** BEGIN Records shown **

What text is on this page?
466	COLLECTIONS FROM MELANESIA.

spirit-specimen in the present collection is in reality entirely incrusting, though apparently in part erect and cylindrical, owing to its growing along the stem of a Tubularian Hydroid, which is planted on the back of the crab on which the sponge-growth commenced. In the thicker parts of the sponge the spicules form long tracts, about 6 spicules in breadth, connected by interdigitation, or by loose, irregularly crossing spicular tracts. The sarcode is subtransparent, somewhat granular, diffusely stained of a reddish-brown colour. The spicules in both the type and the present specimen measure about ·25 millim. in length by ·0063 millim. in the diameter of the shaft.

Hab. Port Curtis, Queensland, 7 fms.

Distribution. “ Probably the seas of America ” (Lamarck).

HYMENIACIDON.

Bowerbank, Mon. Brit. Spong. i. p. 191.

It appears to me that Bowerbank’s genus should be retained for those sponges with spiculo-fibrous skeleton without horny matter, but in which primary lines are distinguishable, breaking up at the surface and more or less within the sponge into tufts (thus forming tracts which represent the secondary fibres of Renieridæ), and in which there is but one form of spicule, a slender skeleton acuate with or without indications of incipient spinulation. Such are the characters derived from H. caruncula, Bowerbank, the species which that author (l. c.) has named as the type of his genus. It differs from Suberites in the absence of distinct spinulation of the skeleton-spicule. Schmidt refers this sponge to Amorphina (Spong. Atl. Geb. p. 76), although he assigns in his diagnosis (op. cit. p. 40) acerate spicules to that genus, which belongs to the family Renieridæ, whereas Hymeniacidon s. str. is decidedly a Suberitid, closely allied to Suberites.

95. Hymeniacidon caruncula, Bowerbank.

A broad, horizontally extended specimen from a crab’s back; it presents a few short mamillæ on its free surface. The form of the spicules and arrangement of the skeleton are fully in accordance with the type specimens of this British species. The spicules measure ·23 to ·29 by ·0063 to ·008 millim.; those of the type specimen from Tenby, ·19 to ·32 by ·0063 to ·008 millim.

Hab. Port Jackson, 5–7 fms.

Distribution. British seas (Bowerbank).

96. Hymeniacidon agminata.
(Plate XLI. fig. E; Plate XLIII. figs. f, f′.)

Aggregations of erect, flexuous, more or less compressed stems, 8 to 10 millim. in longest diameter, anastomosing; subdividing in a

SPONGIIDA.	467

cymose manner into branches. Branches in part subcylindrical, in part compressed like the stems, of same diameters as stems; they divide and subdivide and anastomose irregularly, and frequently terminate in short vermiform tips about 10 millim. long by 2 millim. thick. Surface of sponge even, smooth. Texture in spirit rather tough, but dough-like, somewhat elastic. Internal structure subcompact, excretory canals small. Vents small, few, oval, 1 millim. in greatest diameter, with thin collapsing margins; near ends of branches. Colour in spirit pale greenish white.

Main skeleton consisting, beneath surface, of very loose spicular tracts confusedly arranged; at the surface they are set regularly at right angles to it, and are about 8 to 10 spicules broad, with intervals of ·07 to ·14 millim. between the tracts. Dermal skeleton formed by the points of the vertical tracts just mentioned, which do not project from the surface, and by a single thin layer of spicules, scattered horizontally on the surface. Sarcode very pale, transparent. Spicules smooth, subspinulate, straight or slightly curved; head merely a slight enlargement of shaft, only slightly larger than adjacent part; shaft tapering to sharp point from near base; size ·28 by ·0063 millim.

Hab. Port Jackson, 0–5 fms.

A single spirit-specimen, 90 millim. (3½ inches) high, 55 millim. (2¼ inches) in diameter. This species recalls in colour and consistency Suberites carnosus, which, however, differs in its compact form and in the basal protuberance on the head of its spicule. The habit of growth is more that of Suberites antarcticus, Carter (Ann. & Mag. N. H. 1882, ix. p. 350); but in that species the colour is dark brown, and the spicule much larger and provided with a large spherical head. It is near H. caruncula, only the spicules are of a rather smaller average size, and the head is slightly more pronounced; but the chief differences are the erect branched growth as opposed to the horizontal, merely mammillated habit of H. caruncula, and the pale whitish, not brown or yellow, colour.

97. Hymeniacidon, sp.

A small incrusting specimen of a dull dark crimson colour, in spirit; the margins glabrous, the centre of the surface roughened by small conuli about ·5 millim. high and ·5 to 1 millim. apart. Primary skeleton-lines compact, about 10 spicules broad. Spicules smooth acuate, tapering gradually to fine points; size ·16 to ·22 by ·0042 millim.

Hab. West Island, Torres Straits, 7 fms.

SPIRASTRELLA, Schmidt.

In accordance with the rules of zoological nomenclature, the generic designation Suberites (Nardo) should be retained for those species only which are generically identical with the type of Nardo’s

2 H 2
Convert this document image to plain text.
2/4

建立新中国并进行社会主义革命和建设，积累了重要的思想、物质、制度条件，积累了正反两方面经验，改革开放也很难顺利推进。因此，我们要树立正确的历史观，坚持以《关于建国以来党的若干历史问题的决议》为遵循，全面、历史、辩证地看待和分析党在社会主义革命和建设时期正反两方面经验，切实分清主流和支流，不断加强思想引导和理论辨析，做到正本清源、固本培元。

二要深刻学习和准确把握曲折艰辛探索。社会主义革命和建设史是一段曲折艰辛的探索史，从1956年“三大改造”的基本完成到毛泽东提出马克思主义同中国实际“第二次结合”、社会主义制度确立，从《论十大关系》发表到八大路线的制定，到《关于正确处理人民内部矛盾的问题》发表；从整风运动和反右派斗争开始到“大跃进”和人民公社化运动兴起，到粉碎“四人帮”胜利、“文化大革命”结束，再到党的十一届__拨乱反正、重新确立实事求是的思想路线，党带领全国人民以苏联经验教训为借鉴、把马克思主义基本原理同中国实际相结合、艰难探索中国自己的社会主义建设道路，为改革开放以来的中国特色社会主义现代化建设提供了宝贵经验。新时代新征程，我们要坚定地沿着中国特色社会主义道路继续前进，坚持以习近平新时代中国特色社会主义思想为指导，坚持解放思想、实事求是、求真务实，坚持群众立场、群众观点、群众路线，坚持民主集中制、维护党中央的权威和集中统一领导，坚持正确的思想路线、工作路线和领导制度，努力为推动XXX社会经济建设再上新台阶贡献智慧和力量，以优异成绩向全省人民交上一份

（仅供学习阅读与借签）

** END Records shown **

The problem — Write out every line of the data that holds the word "Distribution".

Problem solution —
Distribution. “ Probably the seas of America ” (Lamarck).
Distribution. British seas (Bowerbank).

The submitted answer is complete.